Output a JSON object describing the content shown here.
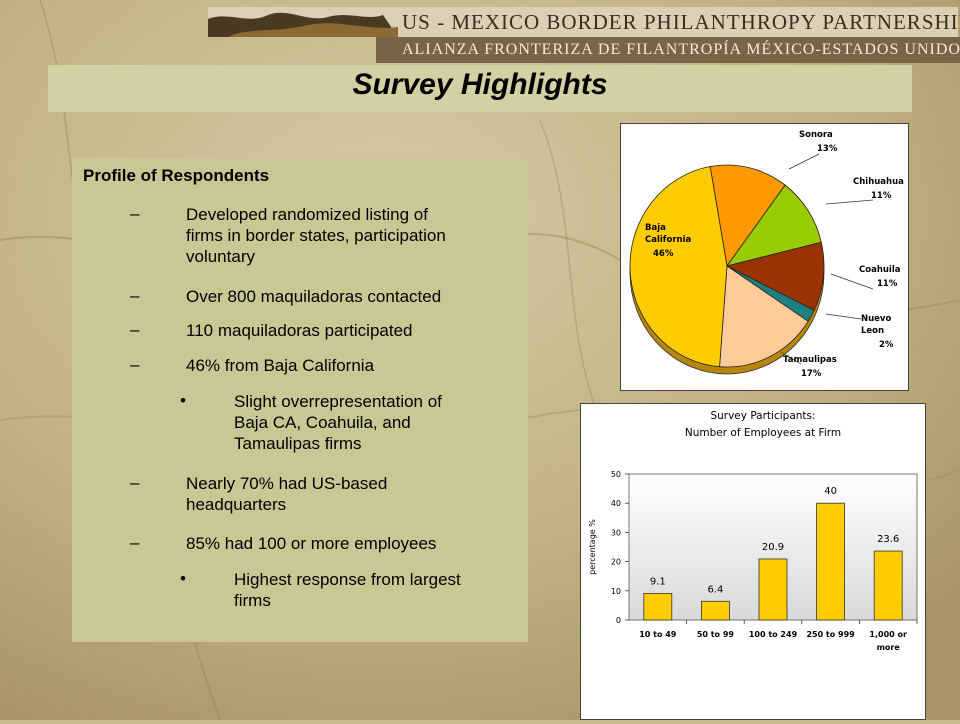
{
  "header": {
    "line1": "US - MEXICO BORDER PHILANTHROPY PARTNERSHIP",
    "line2": "ALIANZA FRONTERIZA DE FILANTROPÍA MÉXICO-ESTADOS UNIDOS"
  },
  "title": "Survey Highlights",
  "profile": {
    "heading": "Profile of Respondents",
    "items": [
      {
        "marker": "–",
        "lines": [
          "Developed randomized listing of",
          "firms in border states, participation",
          "voluntary"
        ]
      },
      {
        "marker": "–",
        "lines": [
          "Over 800 maquiladoras contacted"
        ]
      },
      {
        "marker": "–",
        "lines": [
          "110 maquiladoras participated"
        ]
      },
      {
        "marker": "–",
        "lines": [
          "46% from Baja California"
        ]
      },
      {
        "marker": "•",
        "lines": [
          "Slight overrepresentation of",
          "Baja CA, Coahuila, and",
          "Tamaulipas firms"
        ]
      },
      {
        "marker": "–",
        "lines": [
          "Nearly 70% had US-based",
          "headquarters"
        ]
      },
      {
        "marker": "–",
        "lines": [
          "85% had 100 or more employees"
        ]
      },
      {
        "marker": "•",
        "lines": [
          "Highest response from largest",
          "firms"
        ]
      }
    ]
  },
  "chart_data": [
    {
      "type": "pie",
      "title": "",
      "slices": [
        {
          "label": "Sonora",
          "value": 13,
          "value_label": "13%",
          "color": "#ff9900"
        },
        {
          "label": "Chihuahua",
          "value": 11,
          "value_label": "11%",
          "color": "#99cc00"
        },
        {
          "label": "Coahuila",
          "value": 11,
          "value_label": "11%",
          "color": "#993300"
        },
        {
          "label": "Nuevo Leon",
          "value": 2,
          "value_label": "2%",
          "color": "#1f8080"
        },
        {
          "label": "Tamaulipas",
          "value": 17,
          "value_label": "17%",
          "color": "#ffcc99"
        },
        {
          "label": "Baja California",
          "value": 46,
          "value_label": "46%",
          "color": "#ffcc00"
        }
      ]
    },
    {
      "type": "bar",
      "title": "Survey Participants:",
      "subtitle": "Number of Employees at Firm",
      "ylabel": "percentage %",
      "xlabel": "",
      "categories": [
        "10 to 49",
        "50 to 99",
        "100 to 249",
        "250 to 999",
        "1,000 or more"
      ],
      "values": [
        9.1,
        6.4,
        20.9,
        40,
        23.6
      ],
      "value_labels": [
        "9.1",
        "6.4",
        "20.9",
        "40",
        "23.6"
      ],
      "ylim": [
        0,
        50
      ],
      "yticks": [
        0,
        10,
        20,
        30,
        40,
        50
      ],
      "bar_color": "#ffcc00",
      "grid": false
    }
  ]
}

> Task to carry out
The records above must be printed exactly; the pictures stay out.

> The reply
Output a JSON object describing the content shown here.
{
  "header": {
    "line1": "US - MEXICO BORDER PHILANTHROPY PARTNERSHIP",
    "line2": "ALIANZA FRONTERIZA DE FILANTROPÍA MÉXICO-ESTADOS UNIDOS"
  },
  "title": "Survey Highlights",
  "profile": {
    "heading": "Profile of Respondents",
    "items": [
      {
        "marker": "–",
        "lines": [
          "Developed randomized listing of",
          "firms in border states, participation",
          "voluntary"
        ]
      },
      {
        "marker": "–",
        "lines": [
          "Over 800 maquiladoras contacted"
        ]
      },
      {
        "marker": "–",
        "lines": [
          "110 maquiladoras participated"
        ]
      },
      {
        "marker": "–",
        "lines": [
          "46% from Baja California"
        ]
      },
      {
        "marker": "•",
        "lines": [
          "Slight overrepresentation of",
          "Baja CA, Coahuila, and",
          "Tamaulipas firms"
        ]
      },
      {
        "marker": "–",
        "lines": [
          "Nearly 70% had US-based",
          "headquarters"
        ]
      },
      {
        "marker": "–",
        "lines": [
          "85% had 100 or more employees"
        ]
      },
      {
        "marker": "•",
        "lines": [
          "Highest response from largest",
          "firms"
        ]
      }
    ]
  },
  "chart_data": [
    {
      "type": "pie",
      "title": "",
      "slices": [
        {
          "label": "Sonora",
          "value": 13,
          "value_label": "13%",
          "color": "#ff9900"
        },
        {
          "label": "Chihuahua",
          "value": 11,
          "value_label": "11%",
          "color": "#99cc00"
        },
        {
          "label": "Coahuila",
          "value": 11,
          "value_label": "11%",
          "color": "#993300"
        },
        {
          "label": "Nuevo Leon",
          "value": 2,
          "value_label": "2%",
          "color": "#1f8080"
        },
        {
          "label": "Tamaulipas",
          "value": 17,
          "value_label": "17%",
          "color": "#ffcc99"
        },
        {
          "label": "Baja California",
          "value": 46,
          "value_label": "46%",
          "color": "#ffcc00"
        }
      ]
    },
    {
      "type": "bar",
      "title": "Survey Participants:",
      "subtitle": "Number of Employees at Firm",
      "ylabel": "percentage %",
      "xlabel": "",
      "categories": [
        "10 to 49",
        "50 to 99",
        "100 to 249",
        "250 to 999",
        "1,000 or more"
      ],
      "values": [
        9.1,
        6.4,
        20.9,
        40,
        23.6
      ],
      "value_labels": [
        "9.1",
        "6.4",
        "20.9",
        "40",
        "23.6"
      ],
      "ylim": [
        0,
        50
      ],
      "yticks": [
        0,
        10,
        20,
        30,
        40,
        50
      ],
      "bar_color": "#ffcc00",
      "grid": false
    }
  ]
}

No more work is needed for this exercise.